Gather from the material every line that contains the string "soll".

** BEGIN Working data **

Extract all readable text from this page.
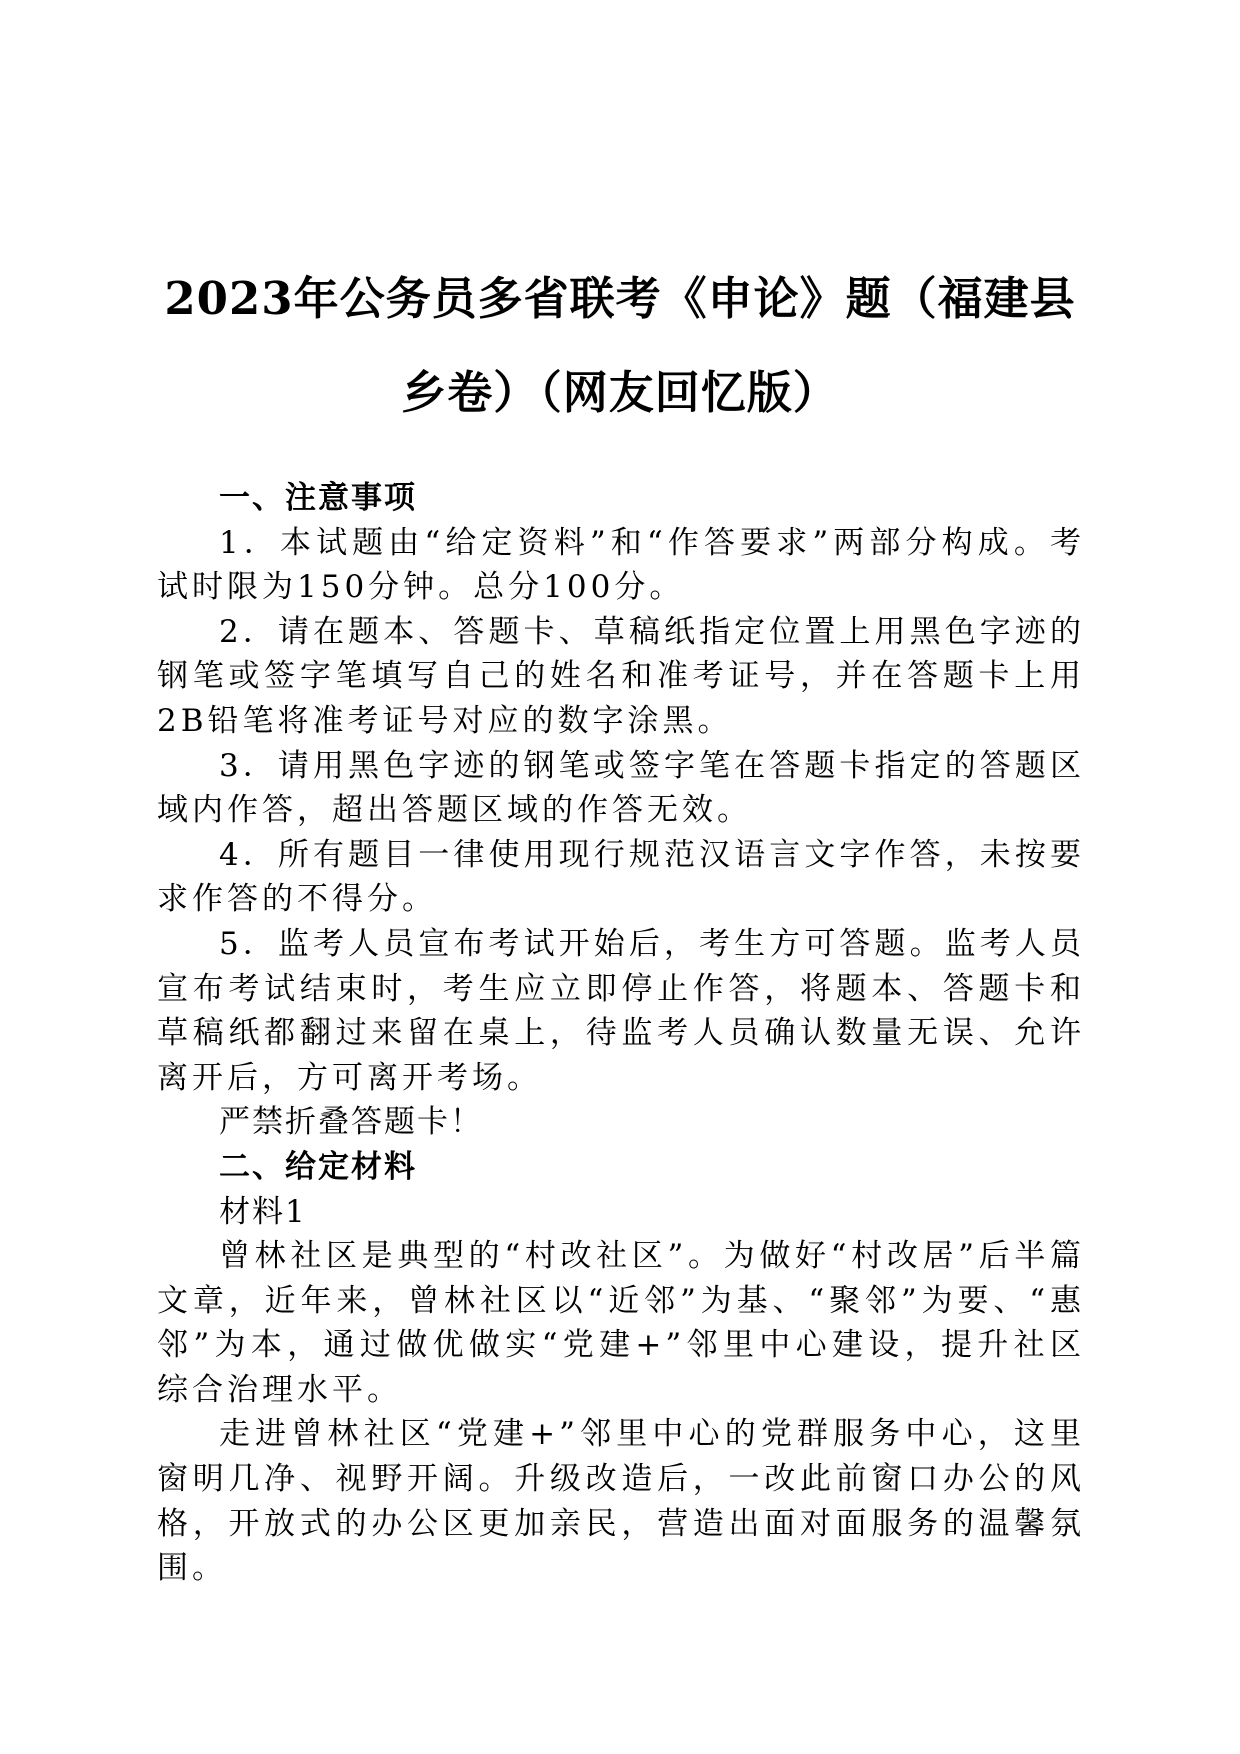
2023年公务员多省联考《申论》题（福建县
乡卷）（网友回忆版）
一、注意事项

1．本试题由“给定资料”和“作答要求”两部分构成。考试时限为150分钟。总分100分。

2．请在题本、答题卡、草稿纸指定位置上用黑色字迹的钢笔或签字笔填写自己的姓名和准考证号，并在答题卡上用2B铅笔将准考证号对应的数字涂黑。

3．请用黑色字迹的钢笔或签字笔在答题卡指定的答题区域内作答，超出答题区域的作答无效。

4．所有题目一律使用现行规范汉语言文字作答，未按要求作答的不得分。

5．监考人员宣布考试开始后，考生方可答题。监考人员宣布考试结束时，考生应立即停止作答，将题本、答题卡和草稿纸都翻过来留在桌上，待监考人员确认数量无误、允许离开后，方可离开考场。

严禁折叠答题卡！

二、给定材料

材料1

曾林社区是典型的“村改社区”。为做好“村改居”后半篇文章，近年来，曾林社区以“近邻”为基、“聚邻”为要、“惠邻”为本，通过做优做实“党建+”邻里中心建设，提升社区综合治理水平。

走进曾林社区“党建+”邻里中心的党群服务中心，这里窗明几净、视野开阔。升级改造后，一改此前窗口办公的风格，开放式的办公区更加亲民，营造出面对面服务的温馨氛围。
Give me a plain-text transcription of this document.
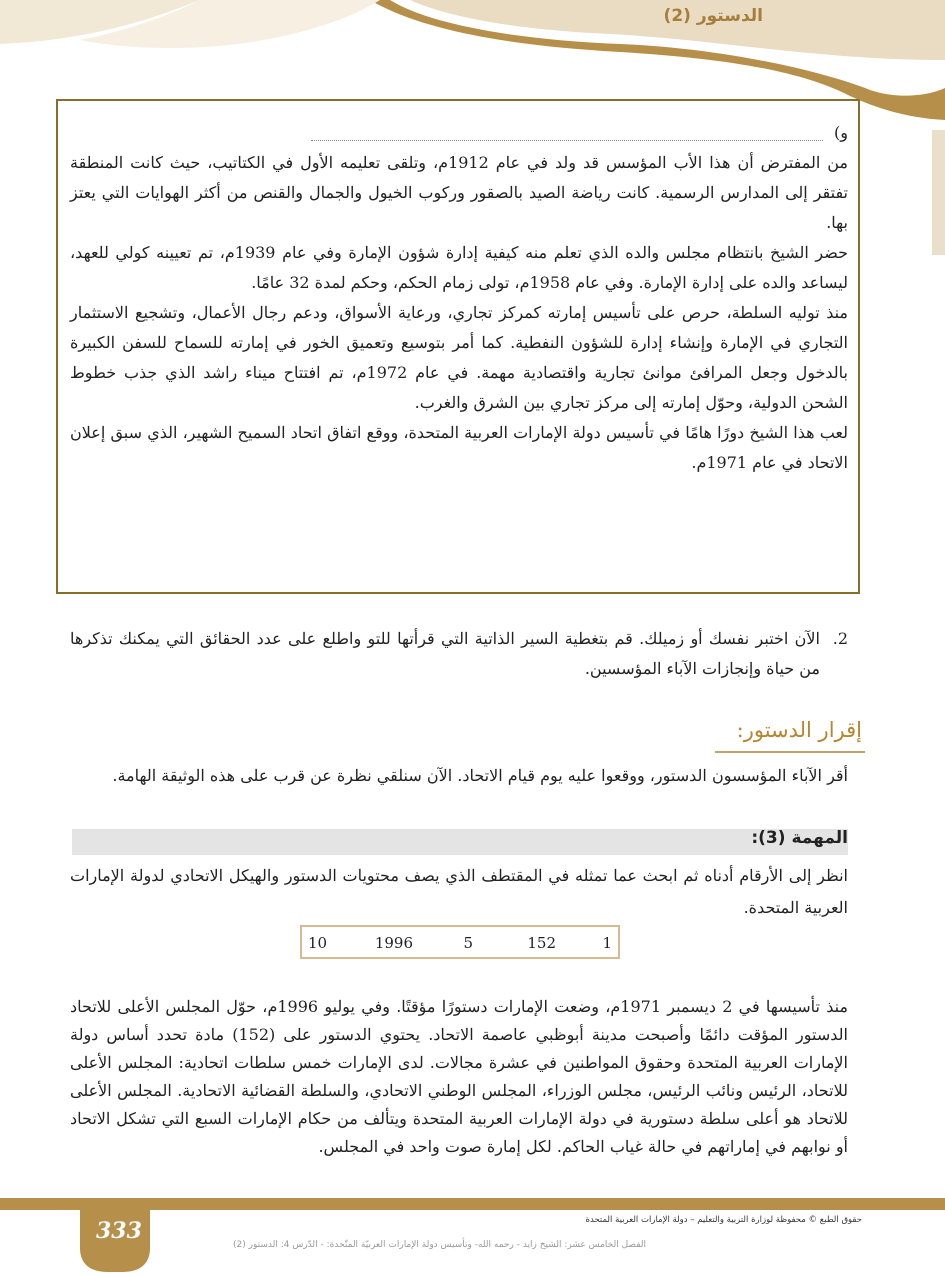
الدستور (2)

و)

من المفترض أن هذا الأب المؤسس قد ولد في عام 1912م، وتلقى تعليمه الأول في الكتاتيب، حيث كانت المنطقة تفتقر إلى المدارس الرسمية. كانت رياضة الصيد بالصقور وركوب الخيول والجمال والقنص من أكثر الهوايات التي يعتز بها.

حضر الشيخ بانتظام مجلس والده الذي تعلم منه كيفية إدارة شؤون الإمارة وفي عام 1939م، تم تعيينه كولي للعهد، ليساعد والده على إدارة الإمارة. وفي عام 1958م، تولى زمام الحكم، وحكم لمدة 32 عامًا.

منذ توليه السلطة، حرص على تأسيس إمارته كمركز تجاري، ورعاية الأسواق، ودعم رجال الأعمال، وتشجيع الاستثمار التجاري في الإمارة وإنشاء إدارة للشؤون النفطية. كما أمر بتوسيع وتعميق الخور في إمارته للسماح للسفن الكبيرة بالدخول وجعل المرافئ موانئ تجارية واقتصادية مهمة. في عام 1972م، تم افتتاح ميناء راشد الذي جذب خطوط الشحن الدولية، وحوّل إمارته إلى مركز تجاري بين الشرق والغرب.

لعب هذا الشيخ دورًا هامًا في تأسيس دولة الإمارات العربية المتحدة، ووقع اتفاق اتحاد السميح الشهير، الذي سبق إعلان الاتحاد في عام 1971م.

2.
الآن اختبر نفسك أو زميلك. قم بتغطية السير الذاتية التي قرأتها للتو واطلع على عدد الحقائق التي يمكنك تذكرها من حياة وإنجازات الآباء المؤسسين.
إقرار الدستور:
أقر الآباء المؤسسون الدستور، ووقعوا عليه يوم قيام الاتحاد. الآن سنلقي نظرة عن قرب على هذه الوثيقة الهامة.
المهمة (3):
انظر إلى الأرقام أدناه ثم ابحث عما تمثله في المقتطف الذي يصف محتويات الدستور والهيكل الاتحادي لدولة الإمارات العربية المتحدة.
1
152
5
1996
10
منذ تأسيسها في 2 ديسمبر 1971م، وضعت الإمارات دستورًا مؤقتًا. وفي يوليو 1996م، حوّل المجلس الأعلى للاتحاد الدستور المؤقت دائمًا وأصبحت مدينة أبوظبي عاصمة الاتحاد. يحتوي الدستور على (152) مادة تحدد أساس دولة الإمارات العربية المتحدة وحقوق المواطنين في عشرة مجالات. لدى الإمارات خمس سلطات اتحادية: المجلس الأعلى للاتحاد، الرئيس ونائب الرئيس، مجلس الوزراء، المجلس الوطني الاتحادي، والسلطة القضائية الاتحادية. المجلس الأعلى للاتحاد هو أعلى سلطة دستورية في دولة الإمارات العربية المتحدة ويتألف من حكام الإمارات السبع التي تشكل الاتحاد أو نوابهم في إماراتهم في حالة غياب الحاكم. لكل إمارة صوت واحد في المجلس.
333	حقوق الطبع © محفوظة لوزارة التربية والتعليم – دولة الإمارات العربية المتحدة
الفصل الخامس عشر: الشيخ زايد - رحمه الله- وتأسيس دولة الإمارات العربيّة المتّحدة: - الدّرس 4: الدستور (2)
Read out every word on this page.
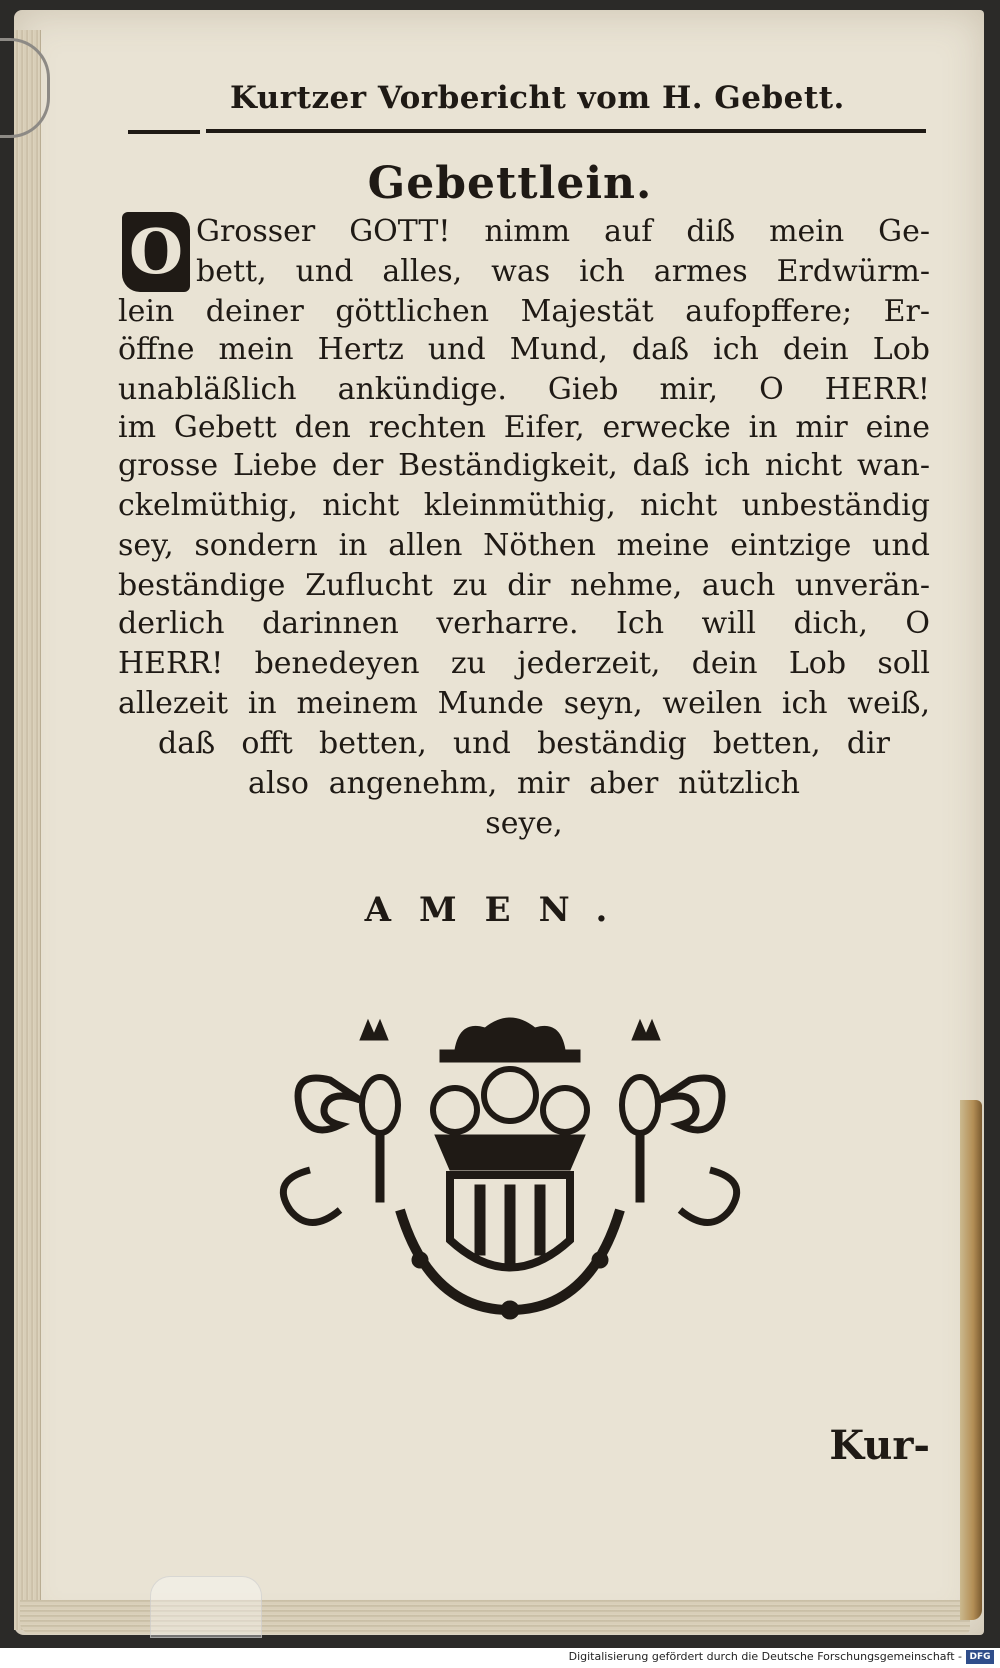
Kurtzer Vorbericht vom H. Gebett.
Gebettlein.
O Grosser GOTT! nimm auf diß mein Ge-
bett, und alles, was ich armes Erdwürm-
lein deiner göttlichen Majestät aufopffere; Er-
öffne mein Hertz und Mund, daß ich dein Lob
unabläßlich ankündige. Gieb mir, O HERR!
im Gebett den rechten Eifer, erwecke in mir eine
grosse Liebe der Beständigkeit, daß ich nicht wan-
ckelmüthig, nicht kleinmüthig, nicht unbeständig
sey, sondern in allen Nöthen meine eintzige und
beständige Zuflucht zu dir nehme, auch unverän-
derlich darinnen verharre. Ich will dich, O
HERR! benedeyen zu jederzeit, dein Lob soll
allezeit in meinem Munde seyn, weilen ich weiß,
daß offt betten, und beständig betten, dir
also angenehm, mir aber nützlich
seye,
AMEN.
Kur-
Digitalisierung gefördert durch die Deutsche Forschungsgemeinschaft - DFG
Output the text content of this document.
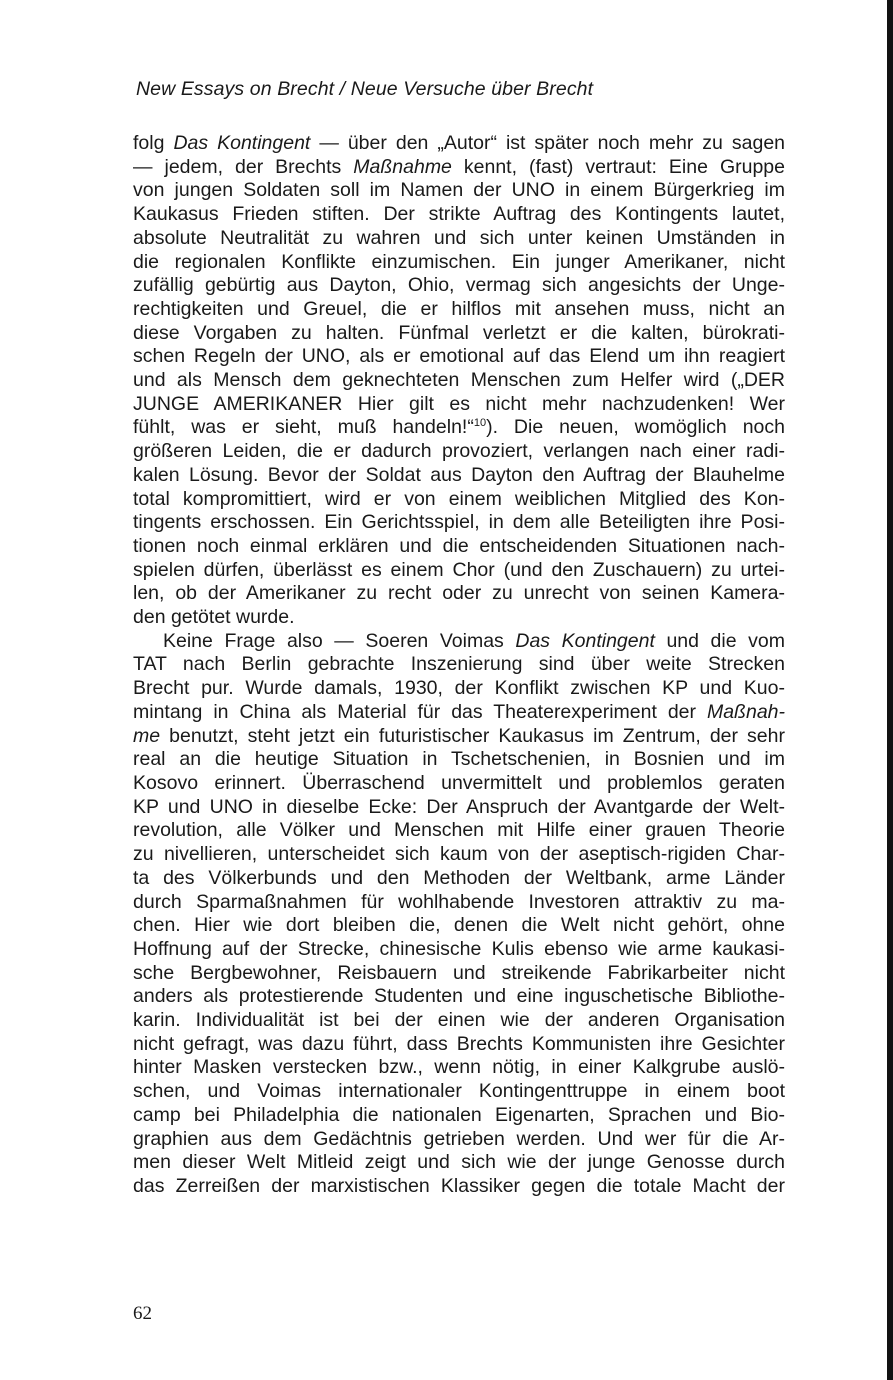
New Essays on Brecht / Neue Versuche über Brecht
folg Das Kontingent — über den „Autor“ ist später noch mehr zu sagen
— jedem, der Brechts Maßnahme kennt, (fast) vertraut: Eine Gruppe
von jungen Soldaten soll im Namen der UNO in einem Bürgerkrieg im
Kaukasus Frieden stiften. Der strikte Auftrag des Kontingents lautet,
absolute Neutralität zu wahren und sich unter keinen Umständen in
die regionalen Konflikte einzumischen. Ein junger Amerikaner, nicht
zufällig gebürtig aus Dayton, Ohio, vermag sich angesichts der Unge-
rechtigkeiten und Greuel, die er hilflos mit ansehen muss, nicht an
diese Vorgaben zu halten. Fünfmal verletzt er die kalten, bürokrati-
schen Regeln der UNO, als er emotional auf das Elend um ihn reagiert
und als Mensch dem geknechteten Menschen zum Helfer wird („DER
JUNGE AMERIKANER Hier gilt es nicht mehr nachzudenken! Wer
fühlt, was er sieht, muß handeln!“$^{10}$). Die neuen, womöglich noch
größeren Leiden, die er dadurch provoziert, verlangen nach einer radi-
kalen Lösung. Bevor der Soldat aus Dayton den Auftrag der Blauhelme
total kompromittiert, wird er von einem weiblichen Mitglied des Kon-
tingents erschossen. Ein Gerichtsspiel, in dem alle Beteiligten ihre Posi-
tionen noch einmal erklären und die entscheidenden Situationen nach-
spielen dürfen, überlässt es einem Chor (und den Zuschauern) zu urtei-
len, ob der Amerikaner zu recht oder zu unrecht von seinen Kamera-
den getötet wurde.
Keine Frage also — Soeren Voimas Das Kontingent und die vom
TAT nach Berlin gebrachte Inszenierung sind über weite Strecken
Brecht pur. Wurde damals, 1930, der Konflikt zwischen KP und Kuo-
mintang in China als Material für das Theaterexperiment der Maßnah-
me benutzt, steht jetzt ein futuristischer Kaukasus im Zentrum, der sehr
real an die heutige Situation in Tschetschenien, in Bosnien und im
Kosovo erinnert. Überraschend unvermittelt und problemlos geraten
KP und UNO in dieselbe Ecke: Der Anspruch der Avantgarde der Welt-
revolution, alle Völker und Menschen mit Hilfe einer grauen Theorie
zu nivellieren, unterscheidet sich kaum von der aseptisch-rigiden Char-
ta des Völkerbunds und den Methoden der Weltbank, arme Länder
durch Sparmaßnahmen für wohlhabende Investoren attraktiv zu ma-
chen. Hier wie dort bleiben die, denen die Welt nicht gehört, ohne
Hoffnung auf der Strecke, chinesische Kulis ebenso wie arme kaukasi-
sche Bergbewohner, Reisbauern und streikende Fabrikarbeiter nicht
anders als protestierende Studenten und eine inguschetische Bibliothe-
karin. Individualität ist bei der einen wie der anderen Organisation
nicht gefragt, was dazu führt, dass Brechts Kommunisten ihre Gesichter
hinter Masken verstecken bzw., wenn nötig, in einer Kalkgrube auslö-
schen, und Voimas internationaler Kontingenttruppe in einem boot
camp bei Philadelphia die nationalen Eigenarten, Sprachen und Bio-
graphien aus dem Gedächtnis getrieben werden. Und wer für die Ar-
men dieser Welt Mitleid zeigt und sich wie der junge Genosse durch
das Zerreißen der marxistischen Klassiker gegen die totale Macht der
62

** END Working data **

> _Finished exercise_:
HERR! benedeyen zu jederzeit, dein Lob soll
von jungen Soldaten soll im Namen der UNO in einem Bürgerkrieg im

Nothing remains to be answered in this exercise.